| Problem to work on |
Return all lines where the word "text" can be found.

-- Start Records for this exercise --

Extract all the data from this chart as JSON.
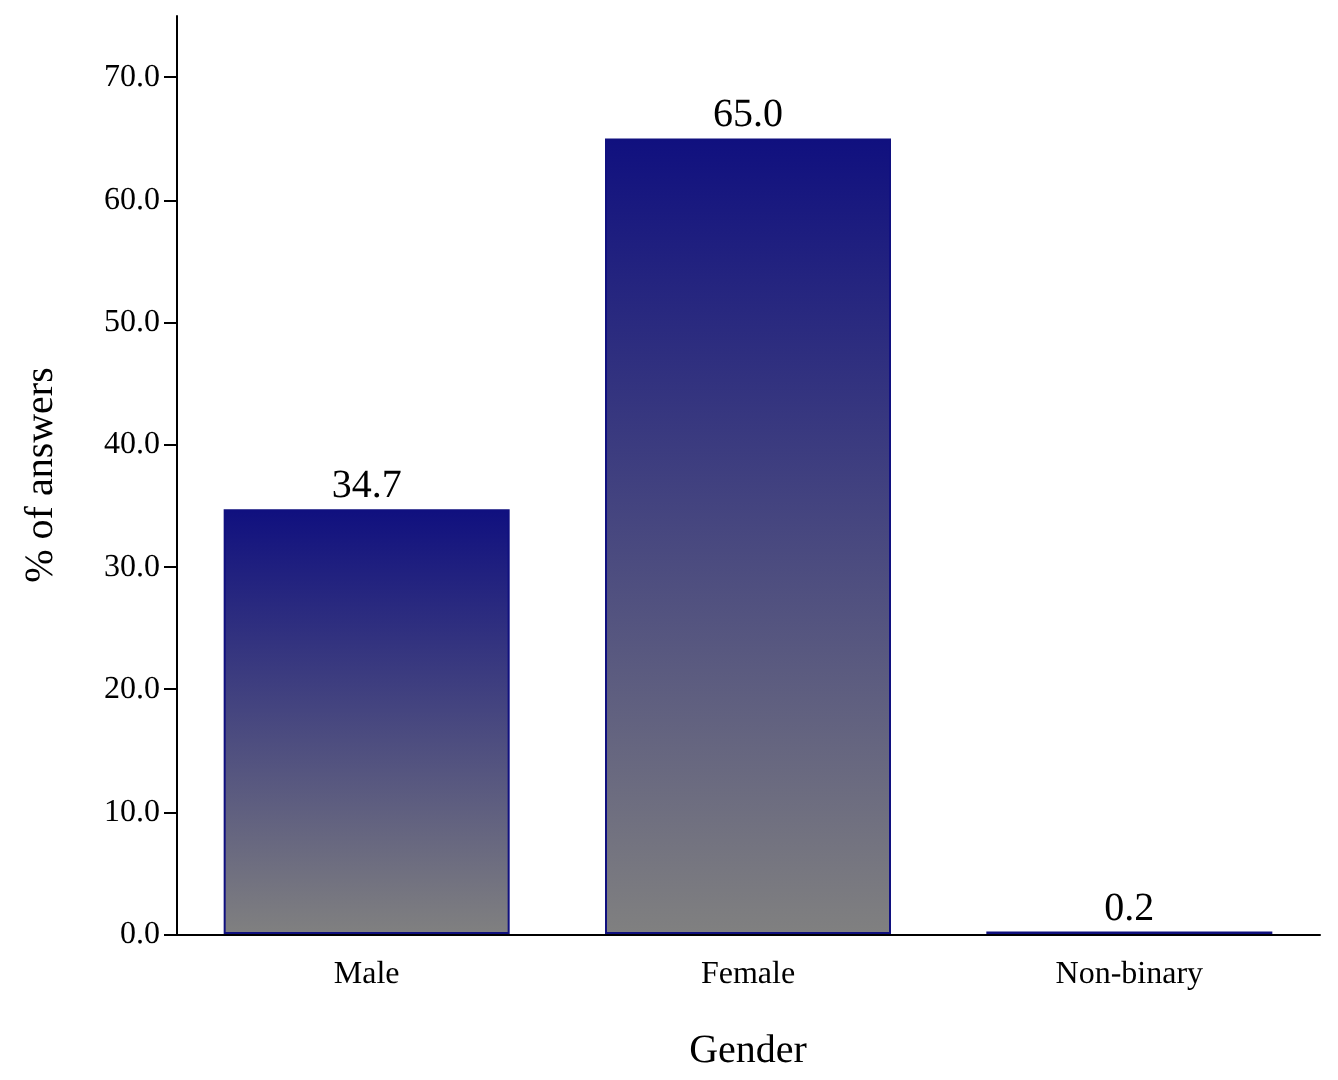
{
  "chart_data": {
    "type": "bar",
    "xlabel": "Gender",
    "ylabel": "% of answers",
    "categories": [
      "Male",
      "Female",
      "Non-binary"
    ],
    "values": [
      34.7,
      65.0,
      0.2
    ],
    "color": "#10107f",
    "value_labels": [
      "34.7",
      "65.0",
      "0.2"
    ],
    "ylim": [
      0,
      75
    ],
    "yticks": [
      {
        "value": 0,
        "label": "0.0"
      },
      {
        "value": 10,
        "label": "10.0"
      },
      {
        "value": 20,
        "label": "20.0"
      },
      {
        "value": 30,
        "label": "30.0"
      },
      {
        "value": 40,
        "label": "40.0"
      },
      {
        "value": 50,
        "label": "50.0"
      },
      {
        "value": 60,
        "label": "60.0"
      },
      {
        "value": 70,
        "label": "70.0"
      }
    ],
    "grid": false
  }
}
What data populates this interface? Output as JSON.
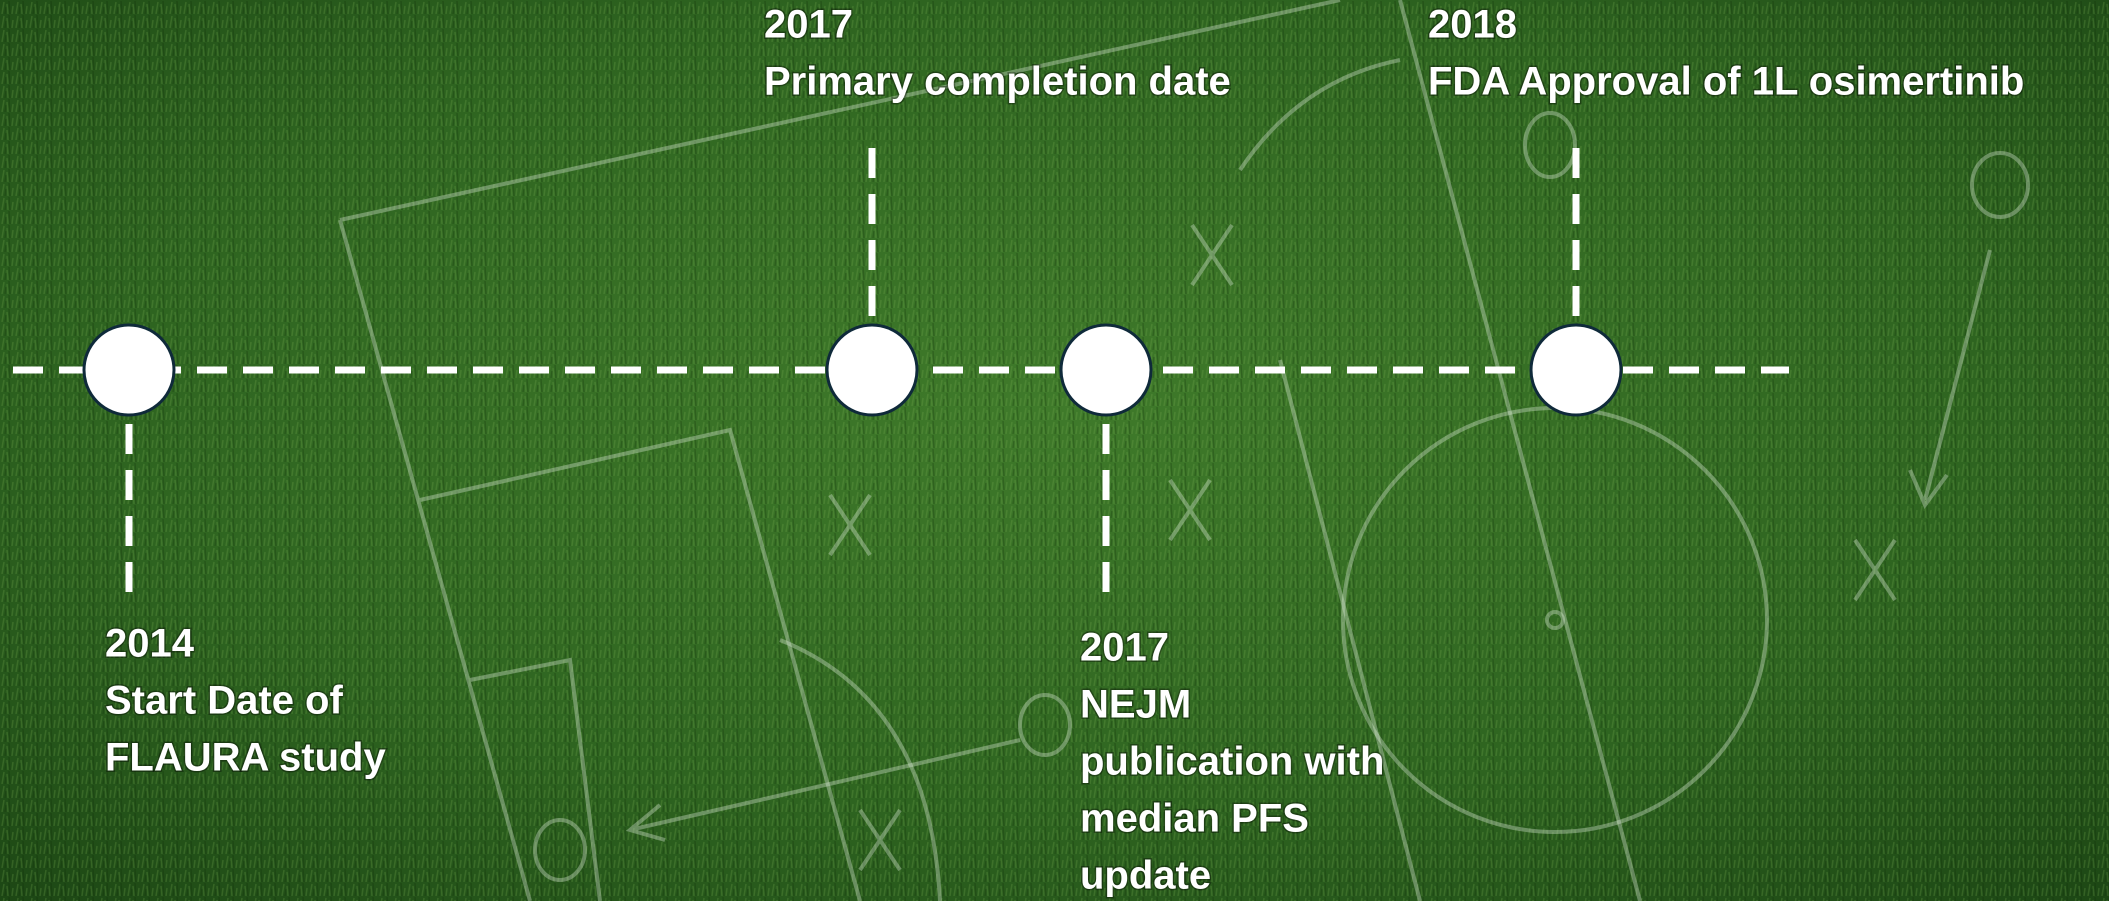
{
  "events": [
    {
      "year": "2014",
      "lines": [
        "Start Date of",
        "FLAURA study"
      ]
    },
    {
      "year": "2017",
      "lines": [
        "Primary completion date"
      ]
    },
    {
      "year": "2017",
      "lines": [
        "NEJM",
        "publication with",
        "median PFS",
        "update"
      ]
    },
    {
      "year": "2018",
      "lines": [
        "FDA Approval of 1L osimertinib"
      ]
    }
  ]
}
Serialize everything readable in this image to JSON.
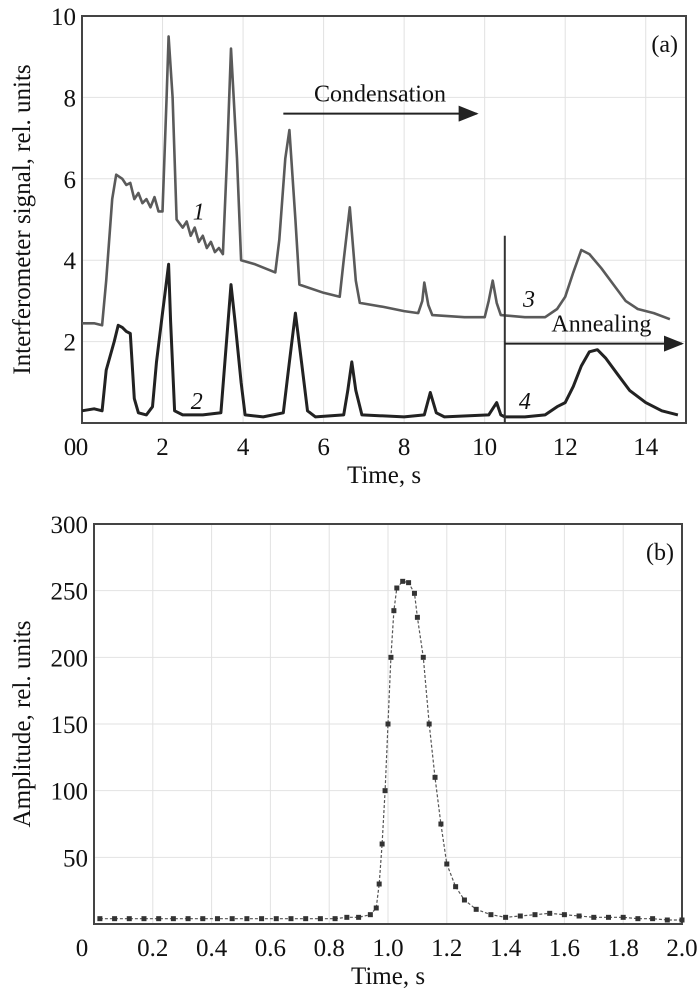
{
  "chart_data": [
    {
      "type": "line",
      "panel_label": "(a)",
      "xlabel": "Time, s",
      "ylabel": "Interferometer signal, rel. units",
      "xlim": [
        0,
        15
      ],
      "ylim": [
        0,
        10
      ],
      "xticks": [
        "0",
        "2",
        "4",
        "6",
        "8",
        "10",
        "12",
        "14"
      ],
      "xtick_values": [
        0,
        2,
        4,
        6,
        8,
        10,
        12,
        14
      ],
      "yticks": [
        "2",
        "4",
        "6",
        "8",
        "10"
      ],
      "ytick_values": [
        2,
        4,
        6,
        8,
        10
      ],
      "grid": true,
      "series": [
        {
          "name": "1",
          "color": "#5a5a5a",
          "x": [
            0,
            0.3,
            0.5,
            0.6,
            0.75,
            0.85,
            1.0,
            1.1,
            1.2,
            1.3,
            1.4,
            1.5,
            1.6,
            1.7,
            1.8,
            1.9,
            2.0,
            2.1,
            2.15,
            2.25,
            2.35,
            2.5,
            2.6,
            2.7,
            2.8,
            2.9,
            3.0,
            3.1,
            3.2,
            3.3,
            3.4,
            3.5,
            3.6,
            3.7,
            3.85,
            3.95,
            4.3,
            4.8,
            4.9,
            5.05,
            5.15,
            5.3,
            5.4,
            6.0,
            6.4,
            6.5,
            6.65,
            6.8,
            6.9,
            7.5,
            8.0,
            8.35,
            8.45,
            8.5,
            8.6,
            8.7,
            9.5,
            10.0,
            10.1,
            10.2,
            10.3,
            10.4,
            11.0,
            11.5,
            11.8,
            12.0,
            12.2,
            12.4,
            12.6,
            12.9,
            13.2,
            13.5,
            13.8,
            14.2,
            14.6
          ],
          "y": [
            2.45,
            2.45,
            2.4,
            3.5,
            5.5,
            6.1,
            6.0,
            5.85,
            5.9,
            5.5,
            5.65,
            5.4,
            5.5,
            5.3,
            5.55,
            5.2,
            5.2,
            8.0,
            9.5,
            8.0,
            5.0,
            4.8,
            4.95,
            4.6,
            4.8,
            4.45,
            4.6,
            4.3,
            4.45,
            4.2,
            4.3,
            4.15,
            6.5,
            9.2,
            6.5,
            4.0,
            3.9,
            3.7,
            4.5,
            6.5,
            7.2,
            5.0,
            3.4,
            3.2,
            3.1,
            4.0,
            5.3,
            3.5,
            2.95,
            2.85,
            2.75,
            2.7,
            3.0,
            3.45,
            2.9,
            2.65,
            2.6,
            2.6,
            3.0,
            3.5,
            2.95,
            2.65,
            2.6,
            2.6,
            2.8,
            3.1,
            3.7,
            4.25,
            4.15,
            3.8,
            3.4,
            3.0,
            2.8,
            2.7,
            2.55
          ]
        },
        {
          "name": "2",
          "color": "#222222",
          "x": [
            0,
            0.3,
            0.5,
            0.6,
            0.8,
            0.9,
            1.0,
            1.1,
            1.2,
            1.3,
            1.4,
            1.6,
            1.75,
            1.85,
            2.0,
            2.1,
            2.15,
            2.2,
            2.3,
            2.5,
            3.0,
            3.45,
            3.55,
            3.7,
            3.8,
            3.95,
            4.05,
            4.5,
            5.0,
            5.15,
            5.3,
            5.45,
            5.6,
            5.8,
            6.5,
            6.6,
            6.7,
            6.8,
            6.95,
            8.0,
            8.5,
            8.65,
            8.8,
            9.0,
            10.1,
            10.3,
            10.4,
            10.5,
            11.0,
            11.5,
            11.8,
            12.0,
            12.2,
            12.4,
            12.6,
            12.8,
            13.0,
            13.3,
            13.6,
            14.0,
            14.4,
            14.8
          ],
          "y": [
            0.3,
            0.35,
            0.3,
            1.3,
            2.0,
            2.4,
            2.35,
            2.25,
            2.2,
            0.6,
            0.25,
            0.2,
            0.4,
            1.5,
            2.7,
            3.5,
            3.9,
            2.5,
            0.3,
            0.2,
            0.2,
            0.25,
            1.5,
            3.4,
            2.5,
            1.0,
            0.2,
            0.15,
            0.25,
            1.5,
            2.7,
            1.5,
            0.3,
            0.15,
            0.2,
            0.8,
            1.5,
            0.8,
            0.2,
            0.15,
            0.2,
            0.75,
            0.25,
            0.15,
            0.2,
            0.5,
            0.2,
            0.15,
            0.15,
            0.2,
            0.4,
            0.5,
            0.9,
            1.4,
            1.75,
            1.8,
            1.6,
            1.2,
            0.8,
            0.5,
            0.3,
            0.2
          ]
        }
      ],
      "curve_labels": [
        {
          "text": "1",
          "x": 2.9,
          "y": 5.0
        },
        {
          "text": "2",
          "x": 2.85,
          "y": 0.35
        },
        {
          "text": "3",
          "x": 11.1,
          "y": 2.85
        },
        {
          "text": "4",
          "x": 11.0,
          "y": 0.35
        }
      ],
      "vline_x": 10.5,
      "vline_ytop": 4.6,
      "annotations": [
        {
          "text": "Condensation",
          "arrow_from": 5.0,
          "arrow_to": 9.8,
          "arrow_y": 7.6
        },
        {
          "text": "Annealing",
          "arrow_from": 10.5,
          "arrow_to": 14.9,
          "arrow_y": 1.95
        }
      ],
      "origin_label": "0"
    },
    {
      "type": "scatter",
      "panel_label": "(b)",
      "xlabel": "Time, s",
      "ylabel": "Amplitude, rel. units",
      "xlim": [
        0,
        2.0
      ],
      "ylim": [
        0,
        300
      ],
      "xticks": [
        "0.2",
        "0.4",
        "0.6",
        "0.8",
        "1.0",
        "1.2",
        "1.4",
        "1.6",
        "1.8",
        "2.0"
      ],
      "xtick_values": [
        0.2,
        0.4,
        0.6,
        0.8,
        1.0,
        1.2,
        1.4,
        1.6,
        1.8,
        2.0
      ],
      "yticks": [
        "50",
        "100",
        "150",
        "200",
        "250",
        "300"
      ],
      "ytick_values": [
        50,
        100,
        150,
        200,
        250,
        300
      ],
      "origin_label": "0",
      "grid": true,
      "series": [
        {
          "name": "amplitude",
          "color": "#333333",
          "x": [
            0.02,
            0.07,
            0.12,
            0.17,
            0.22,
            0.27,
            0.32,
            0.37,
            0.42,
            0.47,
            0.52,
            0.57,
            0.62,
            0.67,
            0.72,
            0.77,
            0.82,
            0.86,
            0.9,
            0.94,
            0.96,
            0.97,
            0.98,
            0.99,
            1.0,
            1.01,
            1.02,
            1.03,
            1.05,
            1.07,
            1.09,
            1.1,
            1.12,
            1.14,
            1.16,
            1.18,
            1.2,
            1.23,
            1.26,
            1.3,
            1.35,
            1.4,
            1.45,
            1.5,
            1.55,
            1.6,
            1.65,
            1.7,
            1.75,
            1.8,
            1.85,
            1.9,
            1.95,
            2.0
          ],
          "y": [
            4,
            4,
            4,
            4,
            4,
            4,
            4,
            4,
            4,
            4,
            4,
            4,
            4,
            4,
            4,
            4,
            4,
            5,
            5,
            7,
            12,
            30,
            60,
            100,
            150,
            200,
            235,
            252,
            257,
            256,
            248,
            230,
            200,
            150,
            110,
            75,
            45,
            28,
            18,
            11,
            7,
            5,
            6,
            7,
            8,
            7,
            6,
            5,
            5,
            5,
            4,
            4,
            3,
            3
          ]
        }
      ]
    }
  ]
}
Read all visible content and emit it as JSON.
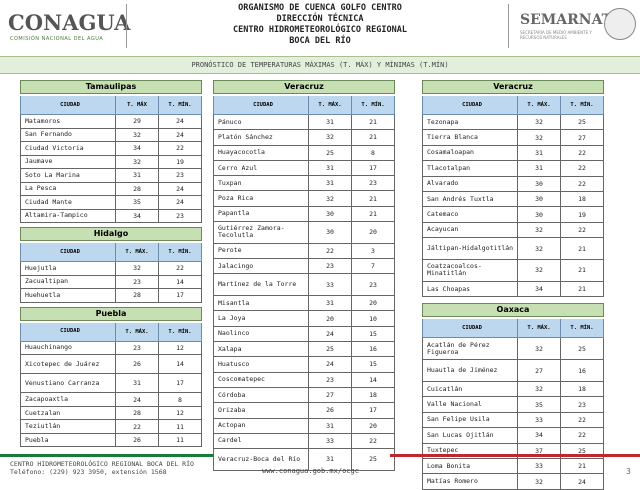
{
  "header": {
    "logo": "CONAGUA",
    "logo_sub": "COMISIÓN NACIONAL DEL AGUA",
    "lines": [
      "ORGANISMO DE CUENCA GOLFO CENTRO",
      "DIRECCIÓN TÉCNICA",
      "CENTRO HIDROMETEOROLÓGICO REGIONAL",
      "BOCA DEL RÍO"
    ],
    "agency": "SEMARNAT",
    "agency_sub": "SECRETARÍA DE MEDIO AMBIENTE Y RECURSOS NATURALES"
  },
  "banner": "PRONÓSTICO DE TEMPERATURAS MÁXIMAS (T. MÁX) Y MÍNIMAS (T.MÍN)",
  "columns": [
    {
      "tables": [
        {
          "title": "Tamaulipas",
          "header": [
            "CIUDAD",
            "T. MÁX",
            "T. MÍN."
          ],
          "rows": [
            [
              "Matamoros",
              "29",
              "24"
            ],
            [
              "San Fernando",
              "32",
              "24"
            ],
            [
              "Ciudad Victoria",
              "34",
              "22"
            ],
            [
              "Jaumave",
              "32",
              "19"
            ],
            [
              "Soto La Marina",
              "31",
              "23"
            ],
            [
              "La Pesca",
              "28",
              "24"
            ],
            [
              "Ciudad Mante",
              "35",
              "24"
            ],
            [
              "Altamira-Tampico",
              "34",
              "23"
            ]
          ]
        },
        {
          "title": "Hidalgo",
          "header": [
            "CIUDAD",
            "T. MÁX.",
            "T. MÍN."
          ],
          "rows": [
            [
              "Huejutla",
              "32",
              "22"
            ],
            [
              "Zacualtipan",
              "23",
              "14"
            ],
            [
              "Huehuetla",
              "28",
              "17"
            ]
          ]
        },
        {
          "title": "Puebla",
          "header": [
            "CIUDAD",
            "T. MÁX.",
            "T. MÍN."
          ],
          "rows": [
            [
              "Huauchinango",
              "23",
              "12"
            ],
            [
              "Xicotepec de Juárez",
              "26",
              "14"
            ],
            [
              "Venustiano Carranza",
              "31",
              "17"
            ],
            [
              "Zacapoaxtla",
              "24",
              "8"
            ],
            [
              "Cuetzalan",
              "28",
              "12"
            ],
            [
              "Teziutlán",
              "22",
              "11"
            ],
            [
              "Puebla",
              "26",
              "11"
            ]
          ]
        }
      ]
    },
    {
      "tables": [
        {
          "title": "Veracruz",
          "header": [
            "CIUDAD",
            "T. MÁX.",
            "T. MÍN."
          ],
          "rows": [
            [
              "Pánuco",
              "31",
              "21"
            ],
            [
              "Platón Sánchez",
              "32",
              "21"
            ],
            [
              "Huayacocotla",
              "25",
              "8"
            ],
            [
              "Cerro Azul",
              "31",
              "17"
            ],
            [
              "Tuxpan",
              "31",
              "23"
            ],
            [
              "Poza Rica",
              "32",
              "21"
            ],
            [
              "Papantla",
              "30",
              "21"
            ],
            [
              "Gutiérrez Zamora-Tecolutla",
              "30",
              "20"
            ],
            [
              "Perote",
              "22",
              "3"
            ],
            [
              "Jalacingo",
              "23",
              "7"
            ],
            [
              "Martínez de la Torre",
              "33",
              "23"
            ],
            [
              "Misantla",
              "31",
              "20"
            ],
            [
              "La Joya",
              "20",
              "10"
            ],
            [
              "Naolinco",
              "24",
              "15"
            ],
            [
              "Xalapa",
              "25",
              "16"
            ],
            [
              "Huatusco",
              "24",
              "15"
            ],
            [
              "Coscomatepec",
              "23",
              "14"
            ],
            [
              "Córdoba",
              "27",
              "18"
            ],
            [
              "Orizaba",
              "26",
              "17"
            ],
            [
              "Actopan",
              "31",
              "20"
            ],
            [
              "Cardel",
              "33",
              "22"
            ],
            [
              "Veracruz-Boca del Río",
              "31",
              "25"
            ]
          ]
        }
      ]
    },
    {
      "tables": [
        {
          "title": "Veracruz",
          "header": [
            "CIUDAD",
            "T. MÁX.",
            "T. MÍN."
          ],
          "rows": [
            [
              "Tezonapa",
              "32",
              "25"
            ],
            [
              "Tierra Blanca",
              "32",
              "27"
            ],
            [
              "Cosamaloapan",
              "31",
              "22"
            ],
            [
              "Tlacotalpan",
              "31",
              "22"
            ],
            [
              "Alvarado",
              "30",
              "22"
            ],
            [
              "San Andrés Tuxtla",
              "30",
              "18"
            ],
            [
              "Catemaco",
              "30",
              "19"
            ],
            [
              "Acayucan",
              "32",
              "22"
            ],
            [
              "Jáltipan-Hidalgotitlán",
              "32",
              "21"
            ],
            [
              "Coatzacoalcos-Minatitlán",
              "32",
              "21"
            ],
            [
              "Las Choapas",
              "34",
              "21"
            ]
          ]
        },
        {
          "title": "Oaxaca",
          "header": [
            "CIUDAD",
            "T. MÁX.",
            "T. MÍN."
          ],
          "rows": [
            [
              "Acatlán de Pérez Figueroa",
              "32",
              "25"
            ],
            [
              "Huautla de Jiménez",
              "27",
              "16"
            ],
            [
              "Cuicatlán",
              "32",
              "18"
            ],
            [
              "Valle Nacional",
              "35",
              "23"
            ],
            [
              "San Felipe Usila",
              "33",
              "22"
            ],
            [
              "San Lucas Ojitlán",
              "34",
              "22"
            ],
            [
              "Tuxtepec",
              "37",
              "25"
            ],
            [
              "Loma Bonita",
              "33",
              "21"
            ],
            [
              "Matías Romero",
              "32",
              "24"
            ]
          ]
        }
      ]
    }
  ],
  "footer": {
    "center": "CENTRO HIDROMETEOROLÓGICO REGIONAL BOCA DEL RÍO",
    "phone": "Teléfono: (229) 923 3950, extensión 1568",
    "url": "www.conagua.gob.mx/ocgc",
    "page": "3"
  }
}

-- End Records for this exercise --

| Final result |
          "text": "1",
          "text": "2",
          "text": "3",
          "text": "4",
          "text": "Condensation",
          "text": "Annealing",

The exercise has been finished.